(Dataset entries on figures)
--

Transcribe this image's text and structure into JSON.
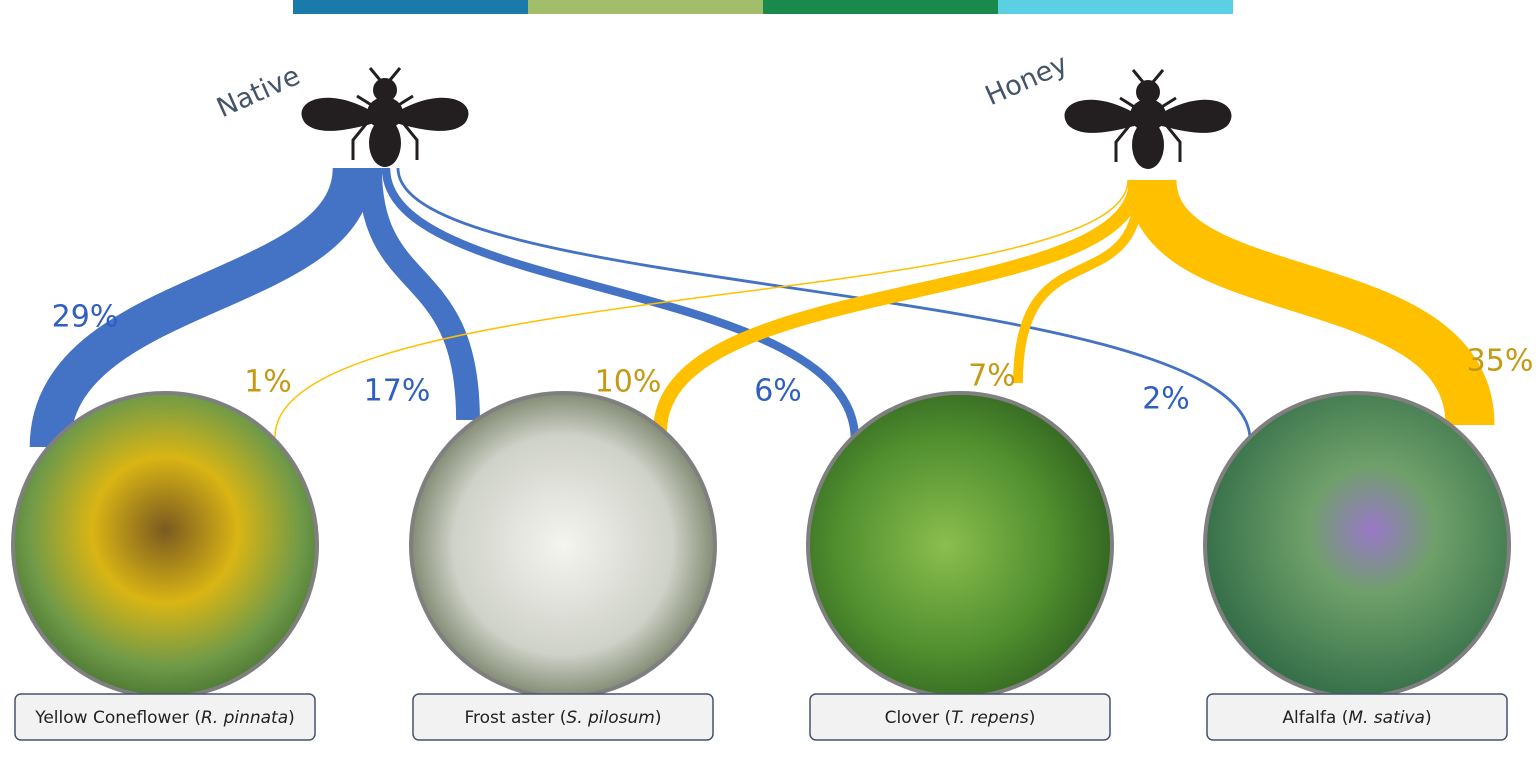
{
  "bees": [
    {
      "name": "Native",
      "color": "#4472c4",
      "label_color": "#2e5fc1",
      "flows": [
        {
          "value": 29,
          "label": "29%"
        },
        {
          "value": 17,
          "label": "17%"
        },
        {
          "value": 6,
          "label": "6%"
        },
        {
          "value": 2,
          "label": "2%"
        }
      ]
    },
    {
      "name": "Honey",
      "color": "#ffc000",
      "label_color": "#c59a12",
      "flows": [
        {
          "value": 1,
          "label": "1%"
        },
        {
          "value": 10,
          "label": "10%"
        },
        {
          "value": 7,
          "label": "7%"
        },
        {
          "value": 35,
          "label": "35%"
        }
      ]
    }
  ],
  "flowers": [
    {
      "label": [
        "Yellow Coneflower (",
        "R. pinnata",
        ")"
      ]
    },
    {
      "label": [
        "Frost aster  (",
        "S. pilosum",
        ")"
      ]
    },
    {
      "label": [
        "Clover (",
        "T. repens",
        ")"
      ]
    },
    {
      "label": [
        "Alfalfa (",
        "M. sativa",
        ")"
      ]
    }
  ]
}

--

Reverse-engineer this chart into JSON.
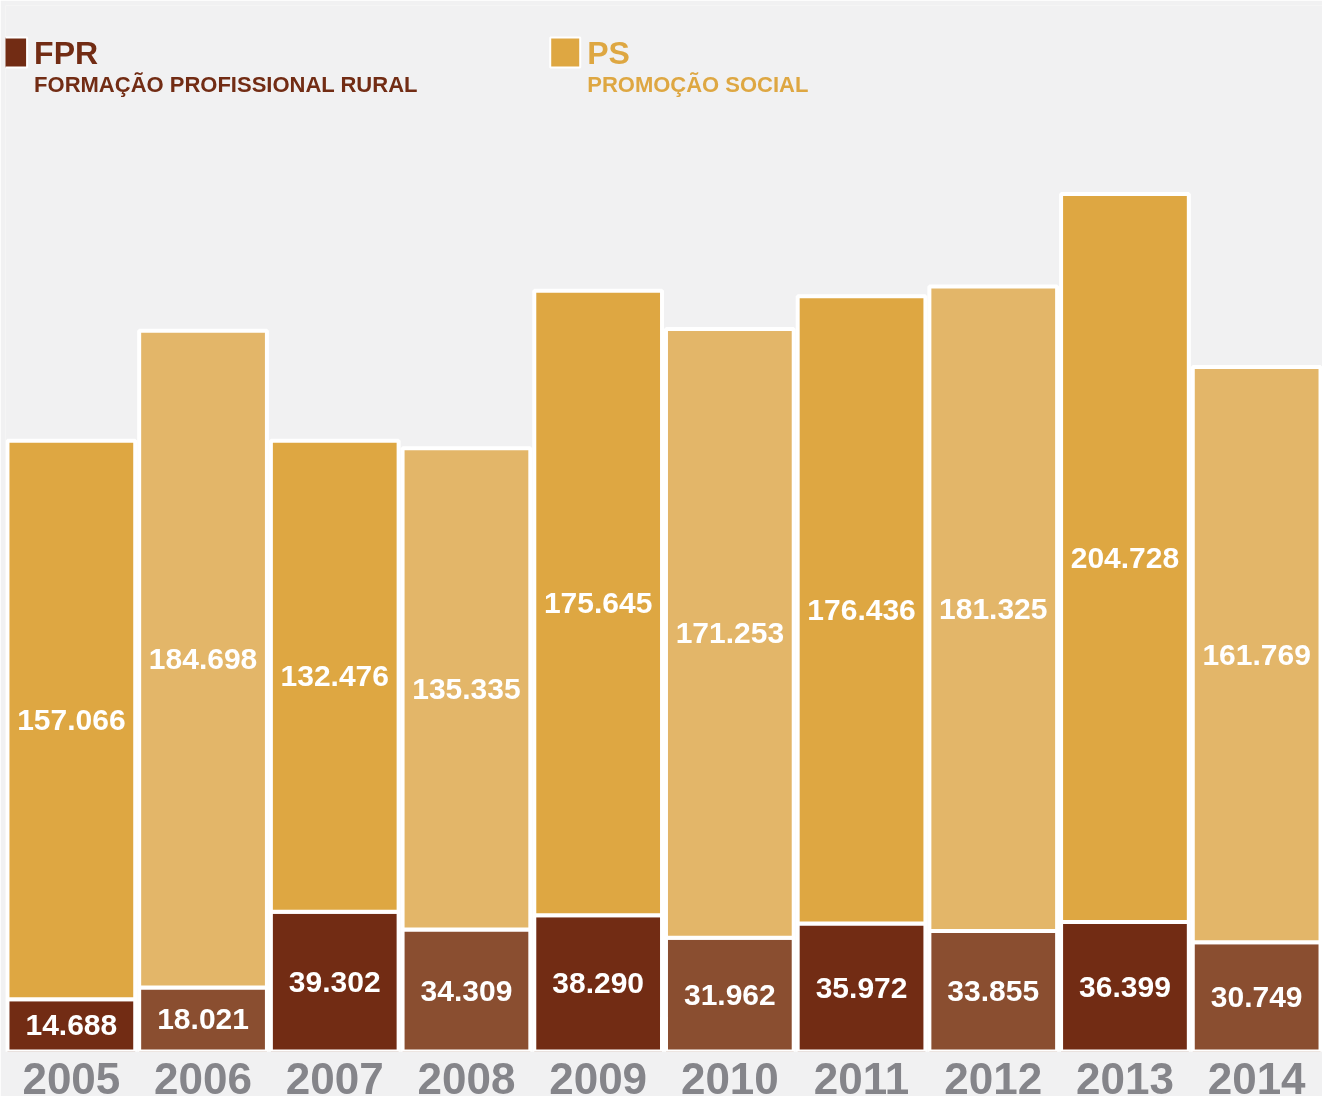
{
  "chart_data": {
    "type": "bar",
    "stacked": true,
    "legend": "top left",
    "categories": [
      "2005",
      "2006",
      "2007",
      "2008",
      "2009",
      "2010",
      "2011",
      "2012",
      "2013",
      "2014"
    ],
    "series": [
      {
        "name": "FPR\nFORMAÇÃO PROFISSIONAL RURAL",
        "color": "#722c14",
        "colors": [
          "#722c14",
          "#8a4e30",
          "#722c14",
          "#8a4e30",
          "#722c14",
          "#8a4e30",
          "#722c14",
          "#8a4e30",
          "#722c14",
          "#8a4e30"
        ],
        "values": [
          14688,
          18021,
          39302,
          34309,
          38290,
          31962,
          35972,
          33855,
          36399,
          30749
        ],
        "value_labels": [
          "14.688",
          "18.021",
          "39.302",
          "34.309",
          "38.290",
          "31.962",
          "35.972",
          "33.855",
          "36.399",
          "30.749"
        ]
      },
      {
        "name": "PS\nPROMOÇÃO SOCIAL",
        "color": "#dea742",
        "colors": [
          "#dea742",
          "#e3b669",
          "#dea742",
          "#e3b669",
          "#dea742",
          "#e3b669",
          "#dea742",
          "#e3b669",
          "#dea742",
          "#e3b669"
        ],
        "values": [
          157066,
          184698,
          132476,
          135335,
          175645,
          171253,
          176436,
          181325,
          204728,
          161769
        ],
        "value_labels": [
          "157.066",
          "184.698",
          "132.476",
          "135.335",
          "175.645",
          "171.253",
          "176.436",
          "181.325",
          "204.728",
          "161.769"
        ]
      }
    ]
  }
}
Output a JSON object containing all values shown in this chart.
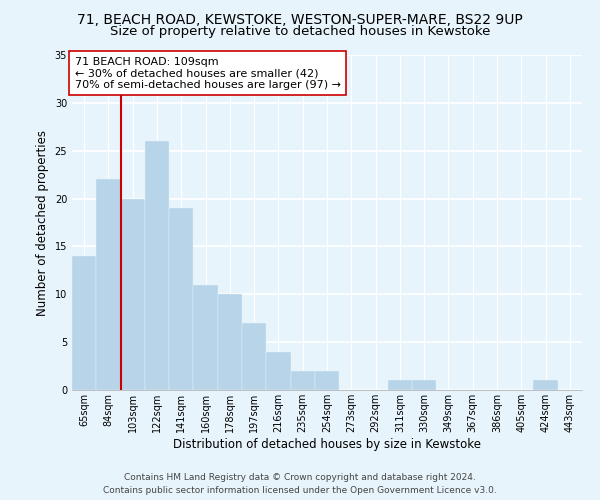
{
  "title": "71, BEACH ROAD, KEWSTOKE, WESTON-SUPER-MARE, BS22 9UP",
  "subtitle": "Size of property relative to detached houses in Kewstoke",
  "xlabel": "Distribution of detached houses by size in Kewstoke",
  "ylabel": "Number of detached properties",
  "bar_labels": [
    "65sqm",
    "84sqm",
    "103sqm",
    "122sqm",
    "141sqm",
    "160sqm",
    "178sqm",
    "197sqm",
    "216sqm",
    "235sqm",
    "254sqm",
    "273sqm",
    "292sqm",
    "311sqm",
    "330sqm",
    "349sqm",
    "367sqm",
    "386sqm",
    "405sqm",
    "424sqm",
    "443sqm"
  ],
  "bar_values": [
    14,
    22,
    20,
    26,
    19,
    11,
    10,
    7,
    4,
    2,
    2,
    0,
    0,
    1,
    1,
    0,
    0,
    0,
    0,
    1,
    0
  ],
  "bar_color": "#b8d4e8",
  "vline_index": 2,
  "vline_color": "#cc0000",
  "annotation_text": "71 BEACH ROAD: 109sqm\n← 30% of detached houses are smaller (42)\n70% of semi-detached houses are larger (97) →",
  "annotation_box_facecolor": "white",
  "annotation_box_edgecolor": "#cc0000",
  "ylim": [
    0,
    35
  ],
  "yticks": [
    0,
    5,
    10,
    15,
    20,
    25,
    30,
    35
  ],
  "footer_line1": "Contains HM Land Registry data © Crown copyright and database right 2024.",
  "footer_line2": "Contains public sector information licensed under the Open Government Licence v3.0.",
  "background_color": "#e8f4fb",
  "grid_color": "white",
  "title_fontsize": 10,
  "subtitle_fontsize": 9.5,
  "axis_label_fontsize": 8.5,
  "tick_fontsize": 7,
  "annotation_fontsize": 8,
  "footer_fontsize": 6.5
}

--

**EXERCISE DESCRIPTION**: The lines to collect are those holding the string "BEACH"; copy them all.

**EXERCISE SOLUTION**:
  "title": "71, BEACH ROAD, KEWSTOKE, WESTON-SUPER-MARE, BS22 9UP",
  "annotation_text": "71 BEACH ROAD: 109sqm\n← 30% of detached houses are smaller (42)\n70% of semi-detached houses are larger (97) →",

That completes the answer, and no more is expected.